-- Start of ROWS --
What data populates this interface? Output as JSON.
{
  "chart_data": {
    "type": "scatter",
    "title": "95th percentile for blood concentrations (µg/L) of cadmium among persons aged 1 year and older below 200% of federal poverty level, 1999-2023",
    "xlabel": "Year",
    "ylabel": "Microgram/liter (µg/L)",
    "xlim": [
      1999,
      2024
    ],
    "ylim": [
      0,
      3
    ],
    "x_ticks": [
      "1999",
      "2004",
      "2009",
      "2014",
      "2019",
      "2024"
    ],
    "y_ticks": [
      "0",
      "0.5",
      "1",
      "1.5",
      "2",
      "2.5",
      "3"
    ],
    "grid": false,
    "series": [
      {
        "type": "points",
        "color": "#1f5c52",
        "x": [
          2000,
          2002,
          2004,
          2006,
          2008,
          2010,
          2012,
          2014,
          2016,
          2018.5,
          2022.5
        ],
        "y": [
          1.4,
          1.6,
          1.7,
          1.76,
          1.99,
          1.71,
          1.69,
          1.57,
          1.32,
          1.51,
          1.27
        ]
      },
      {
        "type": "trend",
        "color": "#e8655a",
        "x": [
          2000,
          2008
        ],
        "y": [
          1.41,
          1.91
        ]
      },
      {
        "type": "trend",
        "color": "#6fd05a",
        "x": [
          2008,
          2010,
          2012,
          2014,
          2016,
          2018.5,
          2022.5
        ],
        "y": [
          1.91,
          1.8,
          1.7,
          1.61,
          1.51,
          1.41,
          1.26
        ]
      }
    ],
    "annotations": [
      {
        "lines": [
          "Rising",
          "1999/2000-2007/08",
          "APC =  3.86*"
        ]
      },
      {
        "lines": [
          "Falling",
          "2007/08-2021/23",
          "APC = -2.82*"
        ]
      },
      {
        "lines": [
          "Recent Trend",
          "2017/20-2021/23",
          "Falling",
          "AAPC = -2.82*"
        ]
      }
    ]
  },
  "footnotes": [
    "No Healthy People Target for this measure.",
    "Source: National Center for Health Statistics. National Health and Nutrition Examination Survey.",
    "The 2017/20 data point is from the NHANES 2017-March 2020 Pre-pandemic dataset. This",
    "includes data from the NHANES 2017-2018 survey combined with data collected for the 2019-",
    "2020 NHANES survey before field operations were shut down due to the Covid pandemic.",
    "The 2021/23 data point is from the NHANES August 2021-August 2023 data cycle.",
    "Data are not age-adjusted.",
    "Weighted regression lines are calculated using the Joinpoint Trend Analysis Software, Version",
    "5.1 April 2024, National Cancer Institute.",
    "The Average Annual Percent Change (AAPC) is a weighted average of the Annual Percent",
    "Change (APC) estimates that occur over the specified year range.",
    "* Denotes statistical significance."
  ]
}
-- End of ROWS --
REQUIRED WORK: The records above should be repeated in full, exactly as given.

TASK RESPONSE:
What data populates this interface? Output as JSON.
{
  "chart_data": {
    "type": "scatter",
    "title": "95th percentile for blood concentrations (µg/L) of cadmium among persons aged 1 year and older below 200% of federal poverty level, 1999-2023",
    "xlabel": "Year",
    "ylabel": "Microgram/liter (µg/L)",
    "xlim": [
      1999,
      2024
    ],
    "ylim": [
      0,
      3
    ],
    "x_ticks": [
      "1999",
      "2004",
      "2009",
      "2014",
      "2019",
      "2024"
    ],
    "y_ticks": [
      "0",
      "0.5",
      "1",
      "1.5",
      "2",
      "2.5",
      "3"
    ],
    "grid": false,
    "series": [
      {
        "type": "points",
        "color": "#1f5c52",
        "x": [
          2000,
          2002,
          2004,
          2006,
          2008,
          2010,
          2012,
          2014,
          2016,
          2018.5,
          2022.5
        ],
        "y": [
          1.4,
          1.6,
          1.7,
          1.76,
          1.99,
          1.71,
          1.69,
          1.57,
          1.32,
          1.51,
          1.27
        ]
      },
      {
        "type": "trend",
        "color": "#e8655a",
        "x": [
          2000,
          2008
        ],
        "y": [
          1.41,
          1.91
        ]
      },
      {
        "type": "trend",
        "color": "#6fd05a",
        "x": [
          2008,
          2010,
          2012,
          2014,
          2016,
          2018.5,
          2022.5
        ],
        "y": [
          1.91,
          1.8,
          1.7,
          1.61,
          1.51,
          1.41,
          1.26
        ]
      }
    ],
    "annotations": [
      {
        "lines": [
          "Rising",
          "1999/2000-2007/08",
          "APC =  3.86*"
        ]
      },
      {
        "lines": [
          "Falling",
          "2007/08-2021/23",
          "APC = -2.82*"
        ]
      },
      {
        "lines": [
          "Recent Trend",
          "2017/20-2021/23",
          "Falling",
          "AAPC = -2.82*"
        ]
      }
    ]
  },
  "footnotes": [
    "No Healthy People Target for this measure.",
    "Source: National Center for Health Statistics. National Health and Nutrition Examination Survey.",
    "The 2017/20 data point is from the NHANES 2017-March 2020 Pre-pandemic dataset. This",
    "includes data from the NHANES 2017-2018 survey combined with data collected for the 2019-",
    "2020 NHANES survey before field operations were shut down due to the Covid pandemic.",
    "The 2021/23 data point is from the NHANES August 2021-August 2023 data cycle.",
    "Data are not age-adjusted.",
    "Weighted regression lines are calculated using the Joinpoint Trend Analysis Software, Version",
    "5.1 April 2024, National Cancer Institute.",
    "The Average Annual Percent Change (AAPC) is a weighted average of the Annual Percent",
    "Change (APC) estimates that occur over the specified year range.",
    "* Denotes statistical significance."
  ]
}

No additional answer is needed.